Direction ▸ Pull every line holding the string "полковника" from the records below.

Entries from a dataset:
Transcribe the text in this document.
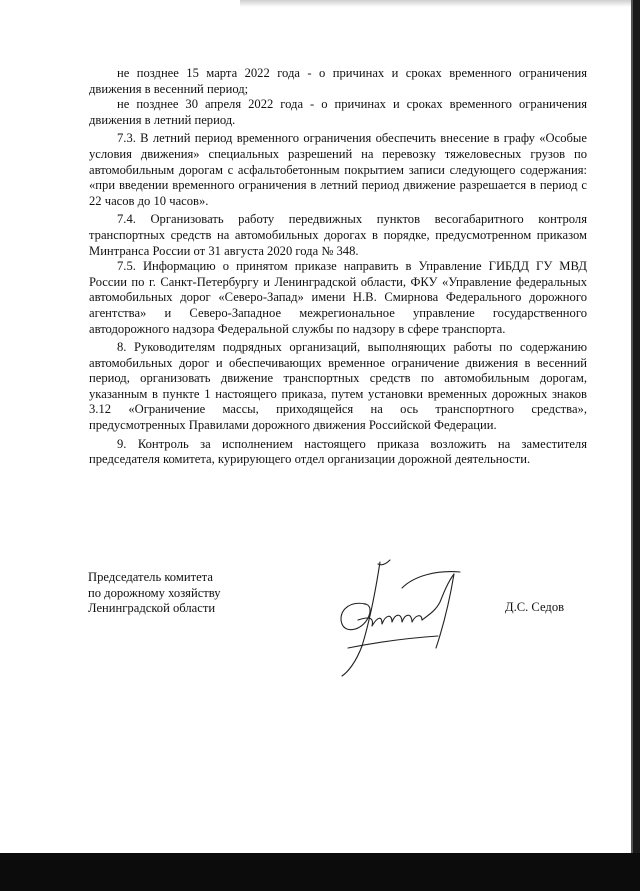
не позднее 15 марта 2022 года - о причинах и сроках временного ограничения движения в весенний период;

не позднее 30 апреля 2022 года - о причинах и сроках временного ограничения движения в летний период.

7.3. В летний период временного ограничения обеспечить внесение в графу «Особые условия движения» специальных разрешений на перевозку тяжеловесных грузов по автомобильным дорогам с асфальтобетонным покрытием записи следующего содержания: «при введении временного ограничения в летний период движение разрешается в период с 22 часов до 10 часов».

7.4. Организовать работу передвижных пунктов весогабаритного контроля транспортных средств на автомобильных дорогах в порядке, предусмотренном приказом Минтранса России от 31 августа 2020 года № 348.

7.5. Информацию о принятом приказе направить в Управление ГИБДД ГУ МВД России по г. Санкт-Петербургу и Ленинградской области, ФКУ «Управление федеральных автомобильных дорог «Северо-Запад» имени Н.В. Смирнова Федерального дорожного агентства» и Северо-Западное межрегиональное управление государственного автодорожного надзора Федеральной службы по надзору в сфере транспорта.

8. Руководителям подрядных организаций, выполняющих работы по содержанию автомобильных дорог и обеспечивающих временное ограничение движения в весенний период, организовать движение транспортных средств по автомобильным дорогам, указанным в пункте 1 настоящего приказа, путем установки временных дорожных знаков 3.12 «Ограничение массы, приходящейся на ось транспортного средства», предусмотренных Правилами дорожного движения Российской Федерации.

9. Контроль за исполнением настоящего приказа возложить на заместителя председателя комитета, курирующего отдел организации дорожной деятельности.

Председатель комитета
по дорожному хозяйству
Ленинградской области	Д.С. Седов
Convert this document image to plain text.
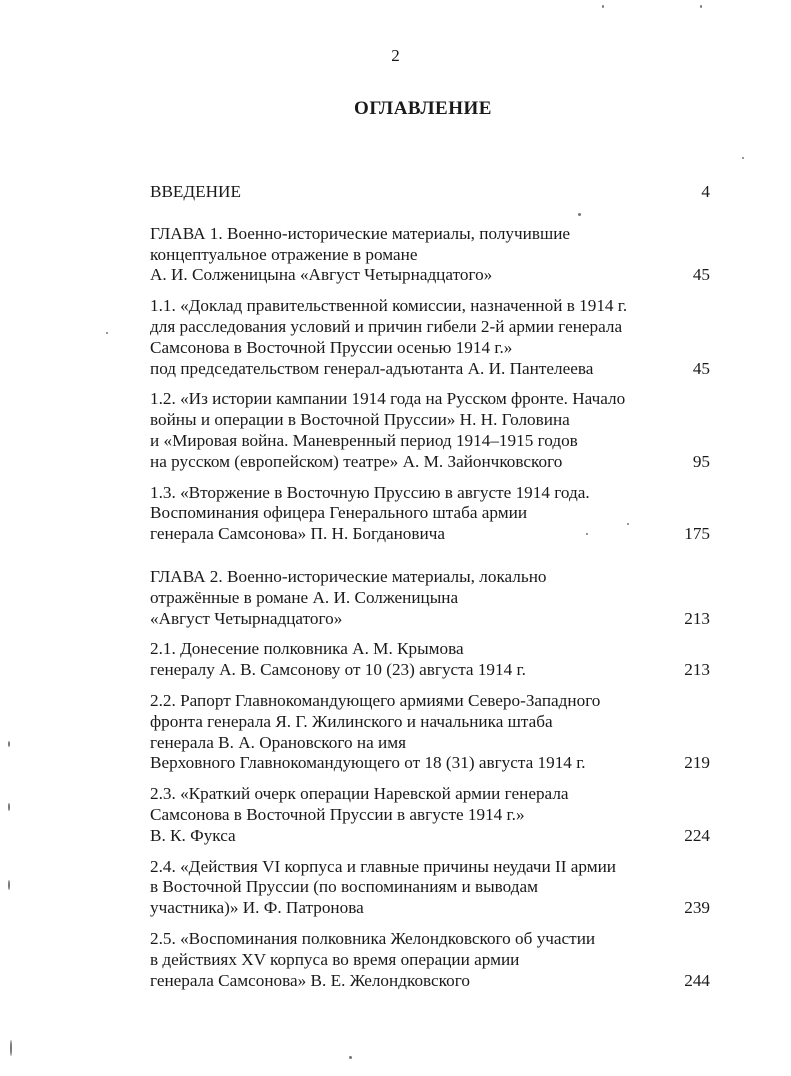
2
ОГЛАВЛЕНИЕ
ВВЕДЕНИЕ	4
ГЛАВА 1. Военно-исторические материалы, получившие
концептуальное отражение в романе
А. И. Солженицына «Август Четырнадцатого»	45
1.1. «Доклад правительственной комиссии, назначенной в 1914 г.
для расследования условий и причин гибели 2-й армии генерала
Самсонова в Восточной Пруссии осенью 1914 г.»
под председательством генерал-адъютанта А. И. Пантелеева	45
1.2. «Из истории кампании 1914 года на Русском фронте. Начало
войны и операции в Восточной Пруссии» Н. Н. Головина
и «Мировая война. Маневренный период 1914–1915 годов
на русском (европейском) театре» А. М. Зайончковского	95
1.3. «Вторжение в Восточную Пруссию в августе 1914 года.
Воспоминания офицера Генерального штаба армии
генерала Самсонова» П. Н. Богдановича	175
ГЛАВА 2. Военно-исторические материалы, локально
отражённые в романе А. И. Солженицына
«Август Четырнадцатого»	213
2.1. Донесение полковника А. М. Крымова
генералу А. В. Самсонову от 10 (23) августа 1914 г.	213
2.2. Рапорт Главнокомандующего армиями Северо-Западного
фронта генерала Я. Г. Жилинского и начальника штаба
генерала В. А. Орановского на имя
Верховного Главнокомандующего от 18 (31) августа 1914 г.	219
2.3. «Краткий очерк операции Наревской армии генерала
Самсонова в Восточной Пруссии в августе 1914 г.»
В. К. Фукса	224
2.4. «Действия VI корпуса и главные причины неудачи II армии
в Восточной Пруссии (по воспоминаниям и выводам
участника)» И. Ф. Патронова	239
2.5. «Воспоминания полковника Желондковского об участии
в действиях XV корпуса во время операции армии
генерала Самсонова» В. Е. Желондковского	244
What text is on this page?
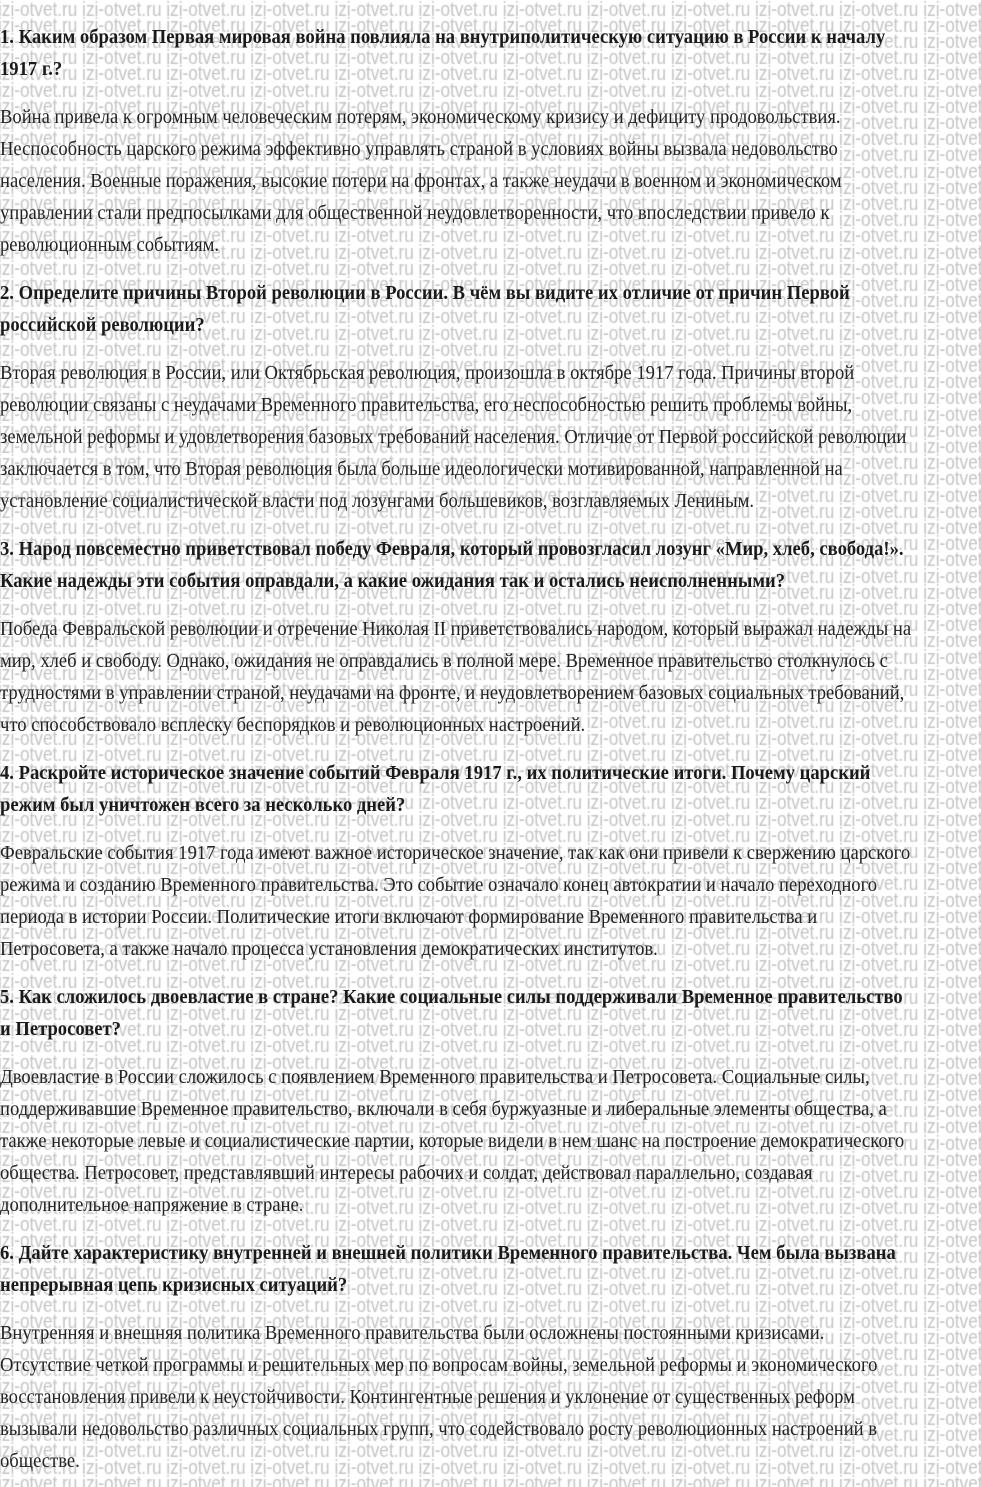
1. Каким образом Первая мировая война повлияла на внутриполитическую ситуацию в России к началу
1917 г.?
Война привела к огромным человеческим потерям, экономическому кризису и дефициту продовольствия.
Неспособность царского режима эффективно управлять страной в условиях войны вызвала недовольство
населения. Военные поражения, высокие потери на фронтах, а также неудачи в военном и экономическом
управлении стали предпосылками для общественной неудовлетворенности, что впоследствии привело к
революционным событиям.
2. Определите причины Второй революции в России. В чём вы видите их отличие от причин Первой
российской революции?
Вторая революция в России, или Октябрьская революция, произошла в октябре 1917 года. Причины второй
революции связаны с неудачами Временного правительства, его неспособностью решить проблемы войны,
земельной реформы и удовлетворения базовых требований населения. Отличие от Первой российской революции
заключается в том, что Вторая революция была больше идеологически мотивированной, направленной на
установление социалистической власти под лозунгами большевиков, возглавляемых Лениным.
3. Народ повсеместно приветствовал победу Февраля, который провозгласил лозунг «Мир, хлеб, свобода!».
Какие надежды эти события оправдали, а какие ожидания так и остались неисполненными?
Победа Февральской революции и отречение Николая II приветствовались народом, который выражал надежды на
мир, хлеб и свободу. Однако, ожидания не оправдались в полной мере. Временное правительство столкнулось с
трудностями в управлении страной, неудачами на фронте, и неудовлетворением базовых социальных требований,
что способствовало всплеску беспорядков и революционных настроений.
4. Раскройте историческое значение событий Февраля 1917 г., их политические итоги. Почему царский
режим был уничтожен всего за несколько дней?
Февральские события 1917 года имеют важное историческое значение, так как они привели к свержению царского
режима и созданию Временного правительства. Это событие означало конец автократии и начало переходного
периода в истории России. Политические итоги включают формирование Временного правительства и
Петросовета, а также начало процесса установления демократических институтов.
5. Как сложилось двоевластие в стране? Какие социальные силы поддерживали Временное правительство
и Петросовет?
Двоевластие в России сложилось с появлением Временного правительства и Петросовета. Социальные силы,
поддерживавшие Временное правительство, включали в себя буржуазные и либеральные элементы общества, а
также некоторые левые и социалистические партии, которые видели в нем шанс на построение демократического
общества. Петросовет, представлявший интересы рабочих и солдат, действовал параллельно, создавая
дополнительное напряжение в стране.
6. Дайте характеристику внутренней и внешней политики Временного правительства. Чем была вызвана
непрерывная цепь кризисных ситуаций?
Внутренняя и внешняя политика Временного правительства были осложнены постоянными кризисами.
Отсутствие четкой программы и решительных мер по вопросам войны, земельной реформы и экономического
восстановления привели к неустойчивости. Контингентные решения и уклонение от существенных реформ
вызывали недовольство различных социальных групп, что содействовало росту революционных настроений в
обществе.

Answer to this problem ▸
2.1. Донесение полковника А. М. Крымова
2.5. «Воспоминания полковника Желондковского об участии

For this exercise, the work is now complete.